_Input records_.
>>

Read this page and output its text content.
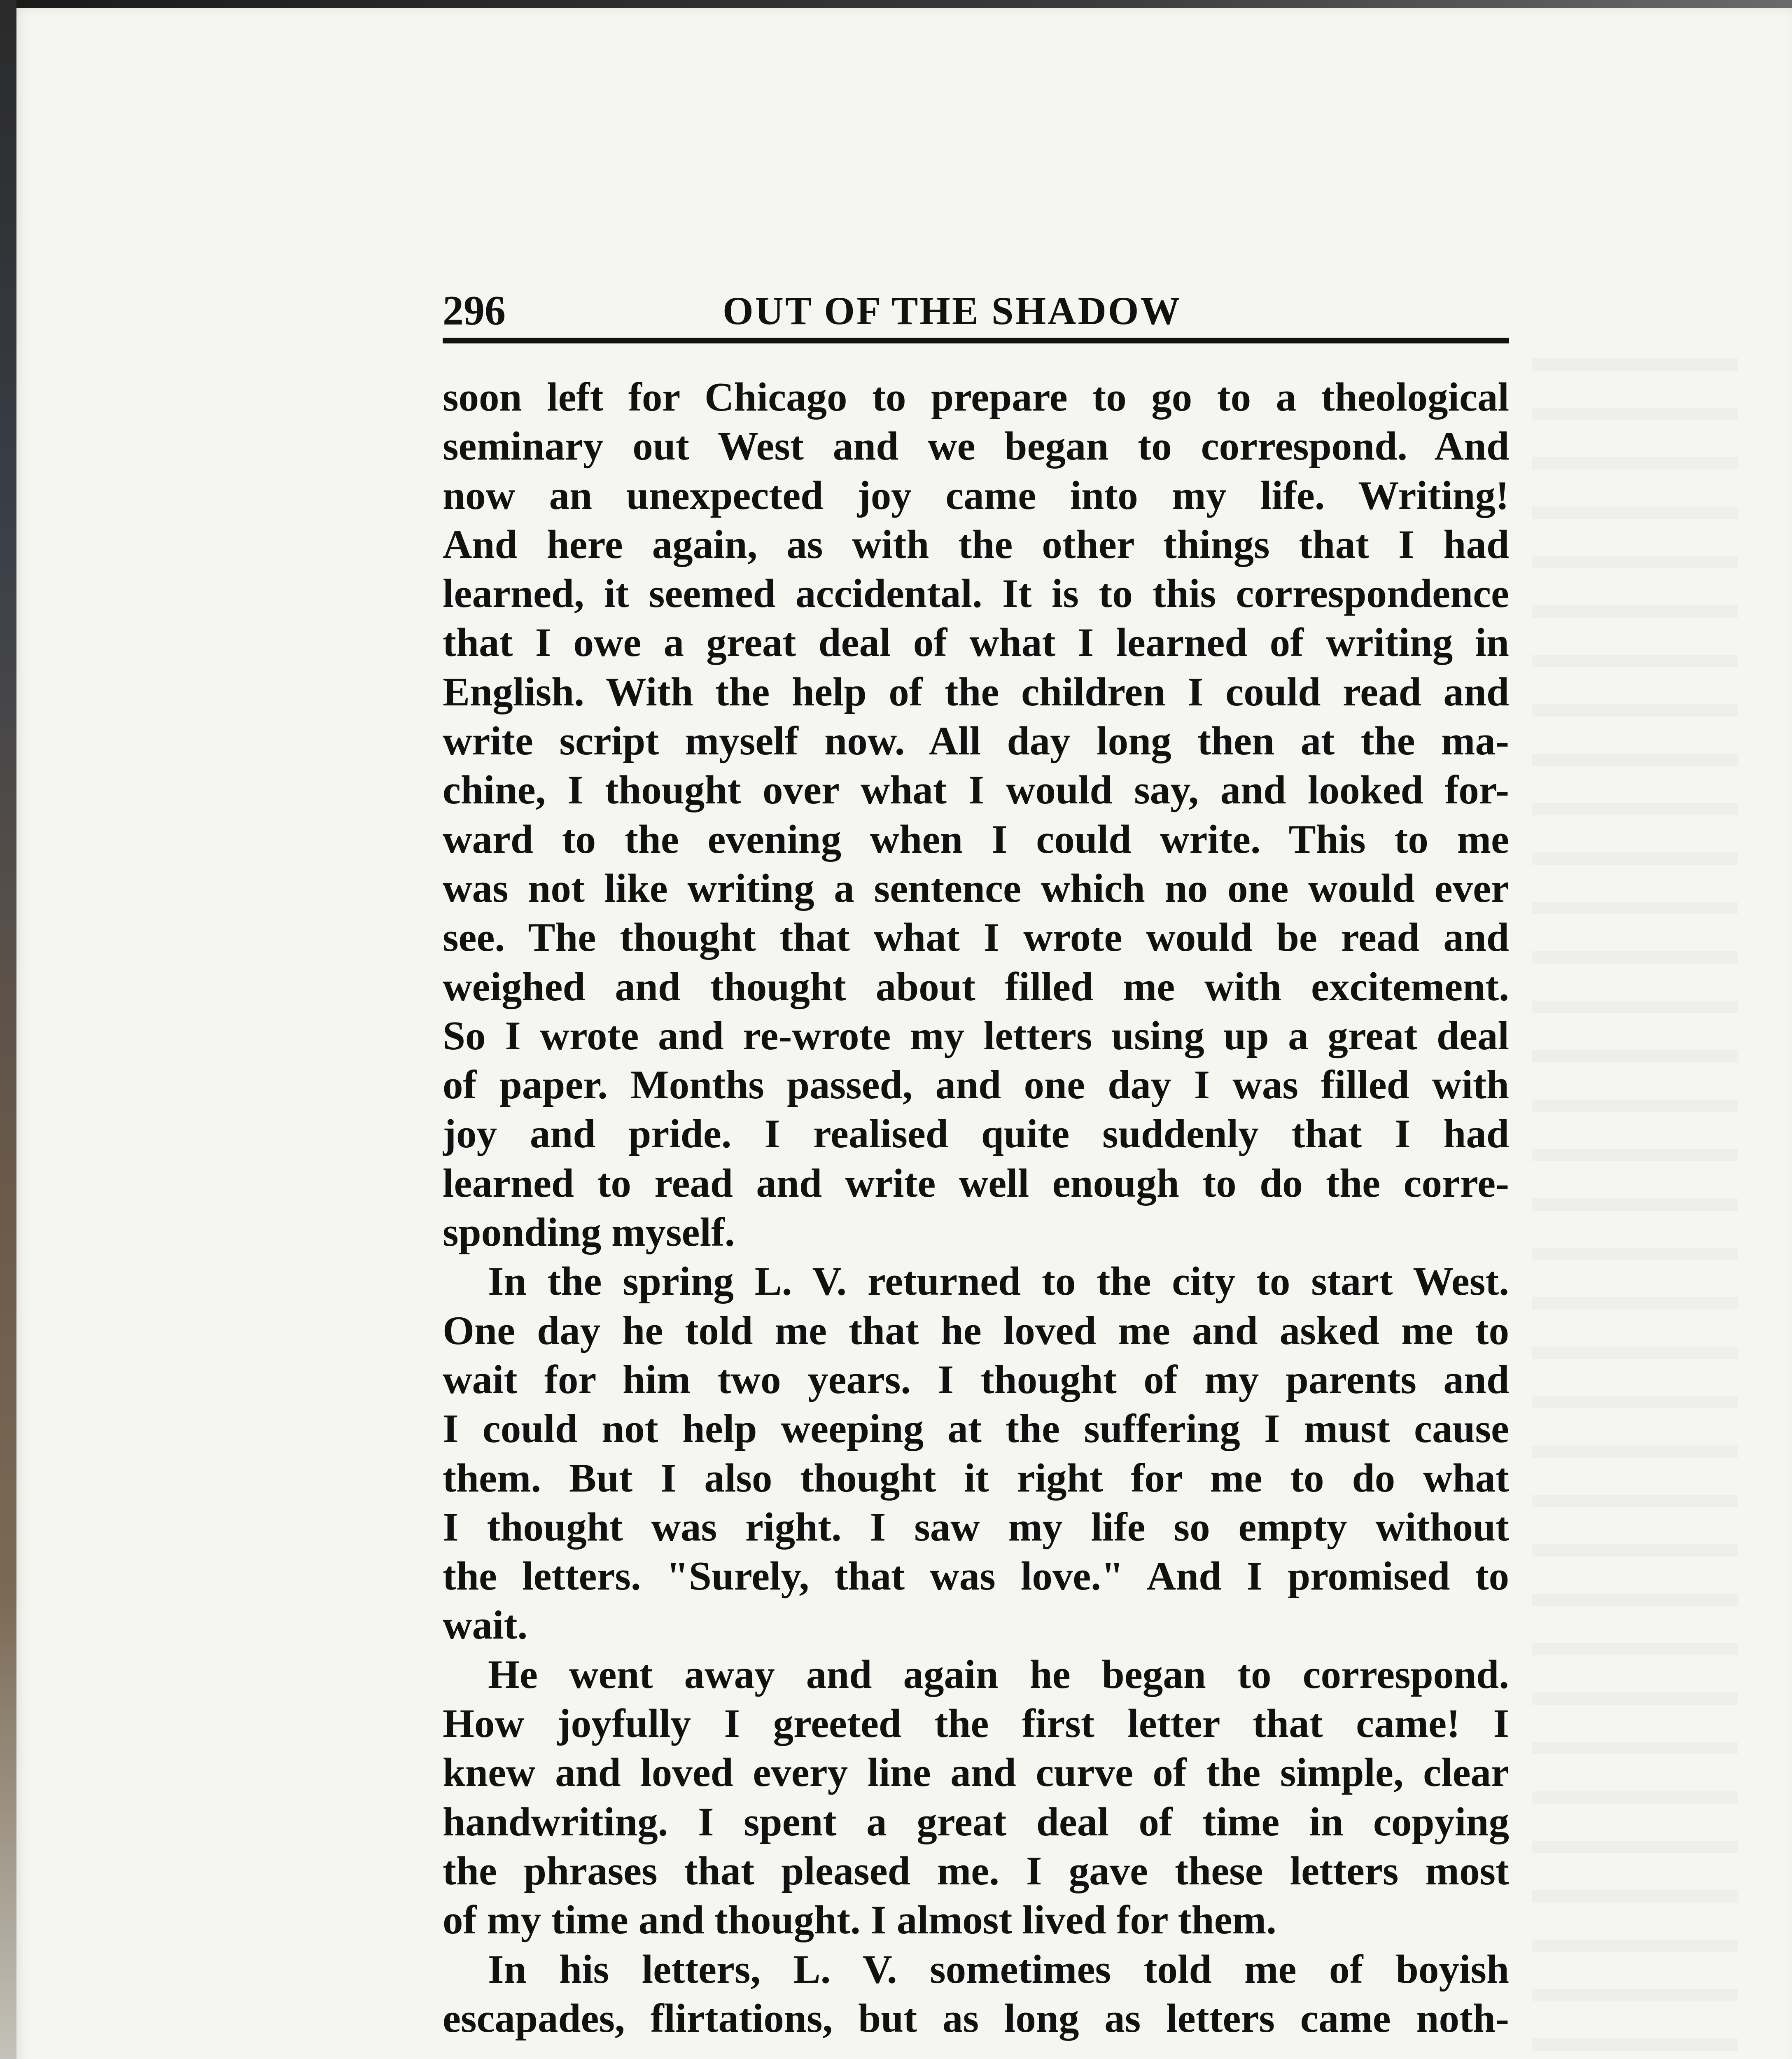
296	OUT OF THE SHADOW
soon left for Chicago to prepare to go to a theological
seminary out West and we began to correspond. And
now an unexpected joy came into my life. Writing!
And here again, as with the other things that I had
learned, it seemed accidental. It is to this correspondence
that I owe a great deal of what I learned of writing in
English. With the help of the children I could read and
write script myself now. All day long then at the ma-
chine, I thought over what I would say, and looked for-
ward to the evening when I could write. This to me
was not like writing a sentence which no one would ever
see. The thought that what I wrote would be read and
weighed and thought about filled me with excitement.
So I wrote and re-wrote my letters using up a great deal
of paper. Months passed, and one day I was filled with
joy and pride. I realised quite suddenly that I had
learned to read and write well enough to do the corre-
sponding myself.
In the spring L. V. returned to the city to start West.
One day he told me that he loved me and asked me to
wait for him two years. I thought of my parents and
I could not help weeping at the suffering I must cause
them. But I also thought it right for me to do what
I thought was right. I saw my life so empty without
the letters. "Surely, that was love." And I promised to
wait.
He went away and again he began to correspond.
How joyfully I greeted the first letter that came! I
knew and loved every line and curve of the simple, clear
handwriting. I spent a great deal of time in copying
the phrases that pleased me. I gave these letters most
of my time and thought. I almost lived for them.
In his letters, L. V. sometimes told me of boyish
escapades, flirtations, but as long as letters came noth-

<<

Your copy of the data above should match it exactly, except that pictures are left out.

Read this page and output its text content.
296	OUT OF THE SHADOW
soon left for Chicago to prepare to go to a theological
seminary out West and we began to correspond. And
now an unexpected joy came into my life. Writing!
And here again, as with the other things that I had
learned, it seemed accidental. It is to this correspondence
that I owe a great deal of what I learned of writing in
English. With the help of the children I could read and
write script myself now. All day long then at the ma-
chine, I thought over what I would say, and looked for-
ward to the evening when I could write. This to me
was not like writing a sentence which no one would ever
see. The thought that what I wrote would be read and
weighed and thought about filled me with excitement.
So I wrote and re-wrote my letters using up a great deal
of paper. Months passed, and one day I was filled with
joy and pride. I realised quite suddenly that I had
learned to read and write well enough to do the corre-
sponding myself.
In the spring L. V. returned to the city to start West.
One day he told me that he loved me and asked me to
wait for him two years. I thought of my parents and
I could not help weeping at the suffering I must cause
them. But I also thought it right for me to do what
I thought was right. I saw my life so empty without
the letters. "Surely, that was love." And I promised to
wait.
He went away and again he began to correspond.
How joyfully I greeted the first letter that came! I
knew and loved every line and curve of the simple, clear
handwriting. I spent a great deal of time in copying
the phrases that pleased me. I gave these letters most
of my time and thought. I almost lived for them.
In his letters, L. V. sometimes told me of boyish
escapades, flirtations, but as long as letters came noth-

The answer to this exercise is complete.